- [DATA SUPPLIED]
──────────────────────────────
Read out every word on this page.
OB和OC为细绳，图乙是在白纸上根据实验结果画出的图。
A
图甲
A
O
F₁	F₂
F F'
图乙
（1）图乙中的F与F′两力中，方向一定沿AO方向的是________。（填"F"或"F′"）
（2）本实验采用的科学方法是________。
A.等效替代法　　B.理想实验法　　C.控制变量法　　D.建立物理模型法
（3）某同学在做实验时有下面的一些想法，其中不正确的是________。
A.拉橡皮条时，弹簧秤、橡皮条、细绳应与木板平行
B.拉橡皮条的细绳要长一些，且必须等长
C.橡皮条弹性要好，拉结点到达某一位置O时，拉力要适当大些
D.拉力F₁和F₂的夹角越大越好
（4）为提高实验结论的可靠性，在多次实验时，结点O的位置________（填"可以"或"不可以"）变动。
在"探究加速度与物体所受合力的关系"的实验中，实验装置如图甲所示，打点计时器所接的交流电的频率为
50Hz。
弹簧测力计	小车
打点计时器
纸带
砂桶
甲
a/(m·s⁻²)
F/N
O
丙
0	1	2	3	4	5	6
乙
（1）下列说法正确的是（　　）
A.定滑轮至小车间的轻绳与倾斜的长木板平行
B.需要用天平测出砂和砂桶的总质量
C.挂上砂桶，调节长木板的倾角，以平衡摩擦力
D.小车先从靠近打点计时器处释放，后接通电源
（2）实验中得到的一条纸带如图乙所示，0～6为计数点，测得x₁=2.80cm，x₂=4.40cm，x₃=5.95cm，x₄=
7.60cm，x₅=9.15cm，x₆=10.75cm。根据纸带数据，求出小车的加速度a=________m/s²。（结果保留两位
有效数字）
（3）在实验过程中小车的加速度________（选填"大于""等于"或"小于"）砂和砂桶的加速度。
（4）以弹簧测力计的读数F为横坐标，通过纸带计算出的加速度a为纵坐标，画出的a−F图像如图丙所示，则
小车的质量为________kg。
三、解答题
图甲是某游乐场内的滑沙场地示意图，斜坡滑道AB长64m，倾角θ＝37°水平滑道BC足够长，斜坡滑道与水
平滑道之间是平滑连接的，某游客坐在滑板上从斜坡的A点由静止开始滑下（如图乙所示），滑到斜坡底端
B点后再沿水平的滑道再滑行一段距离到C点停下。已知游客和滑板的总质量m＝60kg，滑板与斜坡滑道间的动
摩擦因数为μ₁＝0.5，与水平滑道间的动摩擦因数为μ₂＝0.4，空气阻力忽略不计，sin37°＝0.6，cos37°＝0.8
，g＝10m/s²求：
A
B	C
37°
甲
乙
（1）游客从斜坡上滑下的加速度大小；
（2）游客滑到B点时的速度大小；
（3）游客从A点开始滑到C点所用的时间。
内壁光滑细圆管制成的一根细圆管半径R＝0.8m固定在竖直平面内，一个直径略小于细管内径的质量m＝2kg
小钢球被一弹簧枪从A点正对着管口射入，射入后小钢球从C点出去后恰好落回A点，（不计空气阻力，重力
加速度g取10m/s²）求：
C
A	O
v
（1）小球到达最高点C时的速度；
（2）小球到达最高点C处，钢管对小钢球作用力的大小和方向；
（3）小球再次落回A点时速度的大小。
──────────────────────────────
Give all the records again. Match them exactly.

Read out every word on this page.
OB和OC为细绳，图乙是在白纸上根据实验结果画出的图。
A
图甲
A
O
F₁	F₂
F F'
图乙
（1）图乙中的F与F′两力中，方向一定沿AO方向的是________。（填"F"或"F′"）
（2）本实验采用的科学方法是________。
A.等效替代法　　B.理想实验法　　C.控制变量法　　D.建立物理模型法
（3）某同学在做实验时有下面的一些想法，其中不正确的是________。
A.拉橡皮条时，弹簧秤、橡皮条、细绳应与木板平行
B.拉橡皮条的细绳要长一些，且必须等长
C.橡皮条弹性要好，拉结点到达某一位置O时，拉力要适当大些
D.拉力F₁和F₂的夹角越大越好
（4）为提高实验结论的可靠性，在多次实验时，结点O的位置________（填"可以"或"不可以"）变动。
在"探究加速度与物体所受合力的关系"的实验中，实验装置如图甲所示，打点计时器所接的交流电的频率为
50Hz。
弹簧测力计	小车
打点计时器
纸带
砂桶
甲
a/(m·s⁻²)
F/N
O
丙
0	1	2	3	4	5	6
乙
（1）下列说法正确的是（　　）
A.定滑轮至小车间的轻绳与倾斜的长木板平行
B.需要用天平测出砂和砂桶的总质量
C.挂上砂桶，调节长木板的倾角，以平衡摩擦力
D.小车先从靠近打点计时器处释放，后接通电源
（2）实验中得到的一条纸带如图乙所示，0～6为计数点，测得x₁=2.80cm，x₂=4.40cm，x₃=5.95cm，x₄=
7.60cm，x₅=9.15cm，x₆=10.75cm。根据纸带数据，求出小车的加速度a=________m/s²。（结果保留两位
有效数字）
（3）在实验过程中小车的加速度________（选填"大于""等于"或"小于"）砂和砂桶的加速度。
（4）以弹簧测力计的读数F为横坐标，通过纸带计算出的加速度a为纵坐标，画出的a−F图像如图丙所示，则
小车的质量为________kg。
三、解答题
图甲是某游乐场内的滑沙场地示意图，斜坡滑道AB长64m，倾角θ＝37°水平滑道BC足够长，斜坡滑道与水
平滑道之间是平滑连接的，某游客坐在滑板上从斜坡的A点由静止开始滑下（如图乙所示），滑到斜坡底端
B点后再沿水平的滑道再滑行一段距离到C点停下。已知游客和滑板的总质量m＝60kg，滑板与斜坡滑道间的动
摩擦因数为μ₁＝0.5，与水平滑道间的动摩擦因数为μ₂＝0.4，空气阻力忽略不计，sin37°＝0.6，cos37°＝0.8
，g＝10m/s²求：
A
B	C
37°
甲
乙
（1）游客从斜坡上滑下的加速度大小；
（2）游客滑到B点时的速度大小；
（3）游客从A点开始滑到C点所用的时间。
内壁光滑细圆管制成的一根细圆管半径R＝0.8m固定在竖直平面内，一个直径略小于细管内径的质量m＝2kg
小钢球被一弹簧枪从A点正对着管口射入，射入后小钢球从C点出去后恰好落回A点，（不计空气阻力，重力
加速度g取10m/s²）求：
C
A	O
v
（1）小球到达最高点C时的速度；
（2）小球到达最高点C处，钢管对小钢球作用力的大小和方向；
（3）小球再次落回A点时速度的大小。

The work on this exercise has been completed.